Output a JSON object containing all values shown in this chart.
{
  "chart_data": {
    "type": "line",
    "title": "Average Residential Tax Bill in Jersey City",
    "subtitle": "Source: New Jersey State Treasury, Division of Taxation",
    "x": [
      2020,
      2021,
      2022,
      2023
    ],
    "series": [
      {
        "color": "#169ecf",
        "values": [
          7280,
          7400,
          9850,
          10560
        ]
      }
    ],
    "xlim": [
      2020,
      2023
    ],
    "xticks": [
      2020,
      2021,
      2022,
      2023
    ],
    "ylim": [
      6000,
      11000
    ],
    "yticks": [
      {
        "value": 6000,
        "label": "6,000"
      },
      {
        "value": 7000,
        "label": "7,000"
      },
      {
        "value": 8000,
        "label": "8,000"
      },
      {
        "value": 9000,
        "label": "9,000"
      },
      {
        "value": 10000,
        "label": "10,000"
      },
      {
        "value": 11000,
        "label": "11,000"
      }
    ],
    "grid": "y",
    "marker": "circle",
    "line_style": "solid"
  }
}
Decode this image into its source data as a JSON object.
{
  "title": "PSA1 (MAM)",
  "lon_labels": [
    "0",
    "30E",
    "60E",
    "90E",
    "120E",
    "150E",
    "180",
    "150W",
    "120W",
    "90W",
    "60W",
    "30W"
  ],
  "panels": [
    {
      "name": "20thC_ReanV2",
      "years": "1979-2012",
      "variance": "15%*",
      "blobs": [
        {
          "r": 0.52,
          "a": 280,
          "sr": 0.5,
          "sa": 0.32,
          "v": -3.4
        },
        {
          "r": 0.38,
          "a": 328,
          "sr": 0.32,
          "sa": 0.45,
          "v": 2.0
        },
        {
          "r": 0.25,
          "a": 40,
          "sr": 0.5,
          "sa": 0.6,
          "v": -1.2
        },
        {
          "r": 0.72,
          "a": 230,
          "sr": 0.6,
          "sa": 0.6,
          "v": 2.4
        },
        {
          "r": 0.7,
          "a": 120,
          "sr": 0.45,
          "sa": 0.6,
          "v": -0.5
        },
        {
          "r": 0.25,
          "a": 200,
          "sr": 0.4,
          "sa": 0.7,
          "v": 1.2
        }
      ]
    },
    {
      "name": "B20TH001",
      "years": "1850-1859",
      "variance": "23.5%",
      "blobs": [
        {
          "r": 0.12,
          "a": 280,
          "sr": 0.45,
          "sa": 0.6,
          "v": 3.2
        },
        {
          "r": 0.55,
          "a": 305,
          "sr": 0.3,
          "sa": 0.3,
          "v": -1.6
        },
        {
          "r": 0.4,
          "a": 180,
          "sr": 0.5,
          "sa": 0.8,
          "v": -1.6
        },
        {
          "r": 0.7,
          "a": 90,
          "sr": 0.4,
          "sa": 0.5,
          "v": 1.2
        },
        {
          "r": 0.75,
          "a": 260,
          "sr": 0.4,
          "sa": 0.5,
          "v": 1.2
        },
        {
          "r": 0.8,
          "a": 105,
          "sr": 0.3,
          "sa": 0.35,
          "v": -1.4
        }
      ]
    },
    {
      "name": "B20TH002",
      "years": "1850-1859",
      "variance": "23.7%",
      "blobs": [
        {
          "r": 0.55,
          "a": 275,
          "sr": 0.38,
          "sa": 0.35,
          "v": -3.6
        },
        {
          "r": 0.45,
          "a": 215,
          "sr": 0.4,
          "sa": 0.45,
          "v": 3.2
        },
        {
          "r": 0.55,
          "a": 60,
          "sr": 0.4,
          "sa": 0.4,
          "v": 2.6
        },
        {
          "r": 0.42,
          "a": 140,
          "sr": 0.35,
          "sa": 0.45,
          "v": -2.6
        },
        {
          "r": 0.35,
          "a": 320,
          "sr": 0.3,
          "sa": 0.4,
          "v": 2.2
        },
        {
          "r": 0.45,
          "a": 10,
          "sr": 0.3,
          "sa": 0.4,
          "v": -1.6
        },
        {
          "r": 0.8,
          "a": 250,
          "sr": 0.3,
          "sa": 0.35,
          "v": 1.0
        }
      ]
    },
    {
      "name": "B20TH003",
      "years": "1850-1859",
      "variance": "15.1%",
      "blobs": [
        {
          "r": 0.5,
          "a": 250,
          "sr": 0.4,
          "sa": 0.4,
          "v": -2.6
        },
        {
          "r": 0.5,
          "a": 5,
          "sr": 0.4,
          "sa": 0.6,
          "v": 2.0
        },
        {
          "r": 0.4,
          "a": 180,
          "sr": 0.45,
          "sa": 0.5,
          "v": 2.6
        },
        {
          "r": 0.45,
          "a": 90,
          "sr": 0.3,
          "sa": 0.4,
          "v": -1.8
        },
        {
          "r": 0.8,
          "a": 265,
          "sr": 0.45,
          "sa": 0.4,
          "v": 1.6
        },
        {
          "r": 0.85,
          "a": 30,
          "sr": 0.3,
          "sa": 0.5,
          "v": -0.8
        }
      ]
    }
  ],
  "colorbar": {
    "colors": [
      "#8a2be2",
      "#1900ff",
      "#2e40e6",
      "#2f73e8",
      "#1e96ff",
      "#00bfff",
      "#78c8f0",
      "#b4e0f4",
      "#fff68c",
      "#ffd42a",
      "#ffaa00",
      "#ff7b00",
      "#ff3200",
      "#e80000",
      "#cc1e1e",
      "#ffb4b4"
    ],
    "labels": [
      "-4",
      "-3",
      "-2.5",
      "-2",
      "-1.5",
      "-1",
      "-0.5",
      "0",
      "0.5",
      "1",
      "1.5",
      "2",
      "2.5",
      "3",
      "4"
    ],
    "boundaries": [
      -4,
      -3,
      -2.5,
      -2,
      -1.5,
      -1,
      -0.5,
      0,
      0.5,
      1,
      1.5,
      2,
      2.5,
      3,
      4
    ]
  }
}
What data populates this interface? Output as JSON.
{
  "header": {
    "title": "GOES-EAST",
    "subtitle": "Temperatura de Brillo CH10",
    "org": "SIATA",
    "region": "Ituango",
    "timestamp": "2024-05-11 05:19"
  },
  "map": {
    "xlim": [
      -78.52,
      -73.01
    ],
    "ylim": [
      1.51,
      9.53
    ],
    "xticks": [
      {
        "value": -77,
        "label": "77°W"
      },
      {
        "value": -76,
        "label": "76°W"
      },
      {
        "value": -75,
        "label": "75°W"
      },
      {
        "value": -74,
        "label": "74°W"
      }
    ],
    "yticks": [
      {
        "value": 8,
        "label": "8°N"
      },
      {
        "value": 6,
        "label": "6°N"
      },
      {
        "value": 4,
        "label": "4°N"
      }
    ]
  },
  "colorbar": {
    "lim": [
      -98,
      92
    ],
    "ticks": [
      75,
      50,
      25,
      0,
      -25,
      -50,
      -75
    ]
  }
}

Task description: Scan the listing above for the word "this" and copy every line that holds it.

Task solution:
Output a JSON object containing all values shown in this chart.
Decode this image into its source data as a JSON object.
What data populates this interface? Output as JSON.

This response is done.